### WHAT THE TASK REQUIRES
Write out the data again in full, exactly as it reads.

### DATA RECORDS
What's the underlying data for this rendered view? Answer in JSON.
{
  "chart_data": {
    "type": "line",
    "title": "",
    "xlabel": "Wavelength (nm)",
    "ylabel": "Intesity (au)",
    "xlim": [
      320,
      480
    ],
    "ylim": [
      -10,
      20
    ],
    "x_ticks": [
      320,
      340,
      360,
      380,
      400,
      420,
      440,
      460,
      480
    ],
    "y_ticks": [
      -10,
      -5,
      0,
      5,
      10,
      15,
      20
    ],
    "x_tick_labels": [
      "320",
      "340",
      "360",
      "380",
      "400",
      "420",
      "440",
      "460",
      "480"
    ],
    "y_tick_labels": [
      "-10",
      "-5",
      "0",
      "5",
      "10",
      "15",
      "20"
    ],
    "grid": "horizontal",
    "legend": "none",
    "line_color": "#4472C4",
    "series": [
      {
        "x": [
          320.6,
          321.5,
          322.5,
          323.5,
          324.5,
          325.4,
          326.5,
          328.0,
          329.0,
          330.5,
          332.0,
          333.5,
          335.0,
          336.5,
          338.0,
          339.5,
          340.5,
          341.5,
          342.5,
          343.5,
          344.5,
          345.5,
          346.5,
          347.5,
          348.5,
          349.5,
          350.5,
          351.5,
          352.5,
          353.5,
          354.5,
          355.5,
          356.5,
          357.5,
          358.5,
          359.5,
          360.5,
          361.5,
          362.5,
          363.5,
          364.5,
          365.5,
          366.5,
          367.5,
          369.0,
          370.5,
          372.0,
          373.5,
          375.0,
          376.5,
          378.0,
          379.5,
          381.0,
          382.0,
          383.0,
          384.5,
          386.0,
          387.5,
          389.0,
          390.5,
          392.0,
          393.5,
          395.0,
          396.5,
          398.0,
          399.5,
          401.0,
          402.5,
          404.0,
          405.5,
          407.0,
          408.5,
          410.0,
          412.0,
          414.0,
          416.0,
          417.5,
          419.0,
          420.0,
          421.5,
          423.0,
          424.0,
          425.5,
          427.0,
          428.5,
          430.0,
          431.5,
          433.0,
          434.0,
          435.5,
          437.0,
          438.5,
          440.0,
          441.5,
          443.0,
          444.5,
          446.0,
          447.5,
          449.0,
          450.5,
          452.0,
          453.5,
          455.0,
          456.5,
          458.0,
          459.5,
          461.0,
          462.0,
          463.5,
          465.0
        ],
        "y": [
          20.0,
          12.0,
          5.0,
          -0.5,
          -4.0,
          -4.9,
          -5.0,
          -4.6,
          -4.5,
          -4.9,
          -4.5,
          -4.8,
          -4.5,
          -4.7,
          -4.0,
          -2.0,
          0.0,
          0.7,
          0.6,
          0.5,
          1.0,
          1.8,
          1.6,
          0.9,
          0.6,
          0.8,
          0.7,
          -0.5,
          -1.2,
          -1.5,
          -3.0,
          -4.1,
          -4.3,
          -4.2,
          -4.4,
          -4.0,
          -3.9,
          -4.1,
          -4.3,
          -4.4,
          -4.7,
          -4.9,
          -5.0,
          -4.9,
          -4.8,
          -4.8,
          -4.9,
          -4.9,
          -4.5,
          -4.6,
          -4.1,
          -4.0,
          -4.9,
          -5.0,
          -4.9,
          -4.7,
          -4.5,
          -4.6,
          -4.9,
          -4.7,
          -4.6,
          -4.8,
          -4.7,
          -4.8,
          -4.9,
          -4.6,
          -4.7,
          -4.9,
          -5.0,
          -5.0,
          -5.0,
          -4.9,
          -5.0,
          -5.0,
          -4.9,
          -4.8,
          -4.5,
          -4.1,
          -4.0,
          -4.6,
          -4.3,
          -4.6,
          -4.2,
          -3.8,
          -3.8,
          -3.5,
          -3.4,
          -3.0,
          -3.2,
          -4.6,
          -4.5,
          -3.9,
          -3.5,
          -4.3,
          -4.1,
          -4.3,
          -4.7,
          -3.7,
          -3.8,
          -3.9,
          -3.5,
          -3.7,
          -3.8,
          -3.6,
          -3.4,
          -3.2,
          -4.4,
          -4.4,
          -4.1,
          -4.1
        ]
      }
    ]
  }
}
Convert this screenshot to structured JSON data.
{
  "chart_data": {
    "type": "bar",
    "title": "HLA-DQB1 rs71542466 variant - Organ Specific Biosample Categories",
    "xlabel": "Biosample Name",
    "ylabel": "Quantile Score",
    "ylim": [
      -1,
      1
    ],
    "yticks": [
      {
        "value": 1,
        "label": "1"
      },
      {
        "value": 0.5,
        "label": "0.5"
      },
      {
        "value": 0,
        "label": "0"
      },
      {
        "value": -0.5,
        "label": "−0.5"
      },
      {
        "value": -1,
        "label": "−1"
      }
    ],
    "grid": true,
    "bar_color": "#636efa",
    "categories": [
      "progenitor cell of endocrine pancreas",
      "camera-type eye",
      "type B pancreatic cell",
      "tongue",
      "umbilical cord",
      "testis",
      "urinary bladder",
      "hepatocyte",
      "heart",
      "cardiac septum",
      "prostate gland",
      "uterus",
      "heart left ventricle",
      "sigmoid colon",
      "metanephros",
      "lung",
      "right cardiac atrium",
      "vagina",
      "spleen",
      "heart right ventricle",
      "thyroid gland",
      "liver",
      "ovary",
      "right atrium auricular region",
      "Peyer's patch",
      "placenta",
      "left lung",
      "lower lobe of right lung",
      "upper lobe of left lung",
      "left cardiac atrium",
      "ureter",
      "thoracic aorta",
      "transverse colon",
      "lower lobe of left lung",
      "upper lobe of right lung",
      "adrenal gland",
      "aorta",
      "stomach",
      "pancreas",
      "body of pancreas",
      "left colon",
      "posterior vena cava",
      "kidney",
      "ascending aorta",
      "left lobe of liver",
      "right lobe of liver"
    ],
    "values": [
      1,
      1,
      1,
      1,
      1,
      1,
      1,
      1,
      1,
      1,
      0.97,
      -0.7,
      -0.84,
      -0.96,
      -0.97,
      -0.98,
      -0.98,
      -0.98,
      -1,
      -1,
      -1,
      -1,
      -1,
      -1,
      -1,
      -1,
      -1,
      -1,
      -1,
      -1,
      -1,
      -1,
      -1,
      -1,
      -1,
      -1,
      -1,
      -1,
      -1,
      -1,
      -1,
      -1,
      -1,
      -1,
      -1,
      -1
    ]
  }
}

### TASK RESULT
What's the underlying data for this rendered view? Answer in JSON.
{
  "chart_data": {
    "type": "line",
    "title": "",
    "xlabel": "Wavelength (nm)",
    "ylabel": "Intesity (au)",
    "xlim": [
      320,
      480
    ],
    "ylim": [
      -10,
      20
    ],
    "x_ticks": [
      320,
      340,
      360,
      380,
      400,
      420,
      440,
      460,
      480
    ],
    "y_ticks": [
      -10,
      -5,
      0,
      5,
      10,
      15,
      20
    ],
    "x_tick_labels": [
      "320",
      "340",
      "360",
      "380",
      "400",
      "420",
      "440",
      "460",
      "480"
    ],
    "y_tick_labels": [
      "-10",
      "-5",
      "0",
      "5",
      "10",
      "15",
      "20"
    ],
    "grid": "horizontal",
    "legend": "none",
    "line_color": "#4472C4",
    "series": [
      {
        "x": [
          320.6,
          321.5,
          322.5,
          323.5,
          324.5,
          325.4,
          326.5,
          328.0,
          329.0,
          330.5,
          332.0,
          333.5,
          335.0,
          336.5,
          338.0,
          339.5,
          340.5,
          341.5,
          342.5,
          343.5,
          344.5,
          345.5,
          346.5,
          347.5,
          348.5,
          349.5,
          350.5,
          351.5,
          352.5,
          353.5,
          354.5,
          355.5,
          356.5,
          357.5,
          358.5,
          359.5,
          360.5,
          361.5,
          362.5,
          363.5,
          364.5,
          365.5,
          366.5,
          367.5,
          369.0,
          370.5,
          372.0,
          373.5,
          375.0,
          376.5,
          378.0,
          379.5,
          381.0,
          382.0,
          383.0,
          384.5,
          386.0,
          387.5,
          389.0,
          390.5,
          392.0,
          393.5,
          395.0,
          396.5,
          398.0,
          399.5,
          401.0,
          402.5,
          404.0,
          405.5,
          407.0,
          408.5,
          410.0,
          412.0,
          414.0,
          416.0,
          417.5,
          419.0,
          420.0,
          421.5,
          423.0,
          424.0,
          425.5,
          427.0,
          428.5,
          430.0,
          431.5,
          433.0,
          434.0,
          435.5,
          437.0,
          438.5,
          440.0,
          441.5,
          443.0,
          444.5,
          446.0,
          447.5,
          449.0,
          450.5,
          452.0,
          453.5,
          455.0,
          456.5,
          458.0,
          459.5,
          461.0,
          462.0,
          463.5,
          465.0
        ],
        "y": [
          20.0,
          12.0,
          5.0,
          -0.5,
          -4.0,
          -4.9,
          -5.0,
          -4.6,
          -4.5,
          -4.9,
          -4.5,
          -4.8,
          -4.5,
          -4.7,
          -4.0,
          -2.0,
          0.0,
          0.7,
          0.6,
          0.5,
          1.0,
          1.8,
          1.6,
          0.9,
          0.6,
          0.8,
          0.7,
          -0.5,
          -1.2,
          -1.5,
          -3.0,
          -4.1,
          -4.3,
          -4.2,
          -4.4,
          -4.0,
          -3.9,
          -4.1,
          -4.3,
          -4.4,
          -4.7,
          -4.9,
          -5.0,
          -4.9,
          -4.8,
          -4.8,
          -4.9,
          -4.9,
          -4.5,
          -4.6,
          -4.1,
          -4.0,
          -4.9,
          -5.0,
          -4.9,
          -4.7,
          -4.5,
          -4.6,
          -4.9,
          -4.7,
          -4.6,
          -4.8,
          -4.7,
          -4.8,
          -4.9,
          -4.6,
          -4.7,
          -4.9,
          -5.0,
          -5.0,
          -5.0,
          -4.9,
          -5.0,
          -5.0,
          -4.9,
          -4.8,
          -4.5,
          -4.1,
          -4.0,
          -4.6,
          -4.3,
          -4.6,
          -4.2,
          -3.8,
          -3.8,
          -3.5,
          -3.4,
          -3.0,
          -3.2,
          -4.6,
          -4.5,
          -3.9,
          -3.5,
          -4.3,
          -4.1,
          -4.3,
          -4.7,
          -3.7,
          -3.8,
          -3.9,
          -3.5,
          -3.7,
          -3.8,
          -3.6,
          -3.4,
          -3.2,
          -4.4,
          -4.4,
          -4.1,
          -4.1
        ]
      }
    ]
  }
}
Convert this screenshot to structured JSON data.
{
  "chart_data": {
    "type": "bar",
    "title": "HLA-DQB1 rs71542466 variant - Organ Specific Biosample Categories",
    "xlabel": "Biosample Name",
    "ylabel": "Quantile Score",
    "ylim": [
      -1,
      1
    ],
    "yticks": [
      {
        "value": 1,
        "label": "1"
      },
      {
        "value": 0.5,
        "label": "0.5"
      },
      {
        "value": 0,
        "label": "0"
      },
      {
        "value": -0.5,
        "label": "−0.5"
      },
      {
        "value": -1,
        "label": "−1"
      }
    ],
    "grid": true,
    "bar_color": "#636efa",
    "categories": [
      "progenitor cell of endocrine pancreas",
      "camera-type eye",
      "type B pancreatic cell",
      "tongue",
      "umbilical cord",
      "testis",
      "urinary bladder",
      "hepatocyte",
      "heart",
      "cardiac septum",
      "prostate gland",
      "uterus",
      "heart left ventricle",
      "sigmoid colon",
      "metanephros",
      "lung",
      "right cardiac atrium",
      "vagina",
      "spleen",
      "heart right ventricle",
      "thyroid gland",
      "liver",
      "ovary",
      "right atrium auricular region",
      "Peyer's patch",
      "placenta",
      "left lung",
      "lower lobe of right lung",
      "upper lobe of left lung",
      "left cardiac atrium",
      "ureter",
      "thoracic aorta",
      "transverse colon",
      "lower lobe of left lung",
      "upper lobe of right lung",
      "adrenal gland",
      "aorta",
      "stomach",
      "pancreas",
      "body of pancreas",
      "left colon",
      "posterior vena cava",
      "kidney",
      "ascending aorta",
      "left lobe of liver",
      "right lobe of liver"
    ],
    "values": [
      1,
      1,
      1,
      1,
      1,
      1,
      1,
      1,
      1,
      1,
      0.97,
      -0.7,
      -0.84,
      -0.96,
      -0.97,
      -0.98,
      -0.98,
      -0.98,
      -1,
      -1,
      -1,
      -1,
      -1,
      -1,
      -1,
      -1,
      -1,
      -1,
      -1,
      -1,
      -1,
      -1,
      -1,
      -1,
      -1,
      -1,
      -1,
      -1,
      -1,
      -1,
      -1,
      -1,
      -1,
      -1,
      -1,
      -1
    ]
  }
}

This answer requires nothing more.